Give back the whole listing exactly as shown.
((
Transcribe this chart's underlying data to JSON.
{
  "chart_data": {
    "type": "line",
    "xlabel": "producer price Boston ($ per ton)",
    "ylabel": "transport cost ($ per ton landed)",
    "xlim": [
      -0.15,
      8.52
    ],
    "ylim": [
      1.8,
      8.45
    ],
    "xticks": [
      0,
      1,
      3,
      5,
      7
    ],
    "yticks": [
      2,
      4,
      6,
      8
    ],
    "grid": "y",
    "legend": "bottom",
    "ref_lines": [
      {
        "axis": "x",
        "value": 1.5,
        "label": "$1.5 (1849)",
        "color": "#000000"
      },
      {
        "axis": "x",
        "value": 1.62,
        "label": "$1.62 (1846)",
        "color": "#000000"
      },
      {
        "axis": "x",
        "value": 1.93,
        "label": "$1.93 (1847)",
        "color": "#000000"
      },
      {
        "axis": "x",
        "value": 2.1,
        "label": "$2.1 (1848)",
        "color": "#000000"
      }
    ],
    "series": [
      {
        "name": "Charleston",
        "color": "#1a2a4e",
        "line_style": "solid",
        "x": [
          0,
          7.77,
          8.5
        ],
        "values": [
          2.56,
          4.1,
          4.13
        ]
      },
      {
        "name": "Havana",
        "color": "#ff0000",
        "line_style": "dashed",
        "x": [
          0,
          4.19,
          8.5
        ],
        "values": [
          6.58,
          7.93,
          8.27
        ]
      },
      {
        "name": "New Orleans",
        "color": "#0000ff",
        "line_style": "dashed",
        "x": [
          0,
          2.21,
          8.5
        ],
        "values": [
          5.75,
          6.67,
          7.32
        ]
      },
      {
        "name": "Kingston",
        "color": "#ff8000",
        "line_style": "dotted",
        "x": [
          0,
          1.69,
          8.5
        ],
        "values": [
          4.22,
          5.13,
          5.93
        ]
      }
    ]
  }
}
))
## EXERCISE ANSWER
Transcribe this chart's underlying data to JSON.
{
  "chart_data": {
    "type": "line",
    "xlabel": "producer price Boston ($ per ton)",
    "ylabel": "transport cost ($ per ton landed)",
    "xlim": [
      -0.15,
      8.52
    ],
    "ylim": [
      1.8,
      8.45
    ],
    "xticks": [
      0,
      1,
      3,
      5,
      7
    ],
    "yticks": [
      2,
      4,
      6,
      8
    ],
    "grid": "y",
    "legend": "bottom",
    "ref_lines": [
      {
        "axis": "x",
        "value": 1.5,
        "label": "$1.5 (1849)",
        "color": "#000000"
      },
      {
        "axis": "x",
        "value": 1.62,
        "label": "$1.62 (1846)",
        "color": "#000000"
      },
      {
        "axis": "x",
        "value": 1.93,
        "label": "$1.93 (1847)",
        "color": "#000000"
      },
      {
        "axis": "x",
        "value": 2.1,
        "label": "$2.1 (1848)",
        "color": "#000000"
      }
    ],
    "series": [
      {
        "name": "Charleston",
        "color": "#1a2a4e",
        "line_style": "solid",
        "x": [
          0,
          7.77,
          8.5
        ],
        "values": [
          2.56,
          4.1,
          4.13
        ]
      },
      {
        "name": "Havana",
        "color": "#ff0000",
        "line_style": "dashed",
        "x": [
          0,
          4.19,
          8.5
        ],
        "values": [
          6.58,
          7.93,
          8.27
        ]
      },
      {
        "name": "New Orleans",
        "color": "#0000ff",
        "line_style": "dashed",
        "x": [
          0,
          2.21,
          8.5
        ],
        "values": [
          5.75,
          6.67,
          7.32
        ]
      },
      {
        "name": "Kingston",
        "color": "#ff8000",
        "line_style": "dotted",
        "x": [
          0,
          1.69,
          8.5
        ],
        "values": [
          4.22,
          5.13,
          5.93
        ]
      }
    ]
  }
}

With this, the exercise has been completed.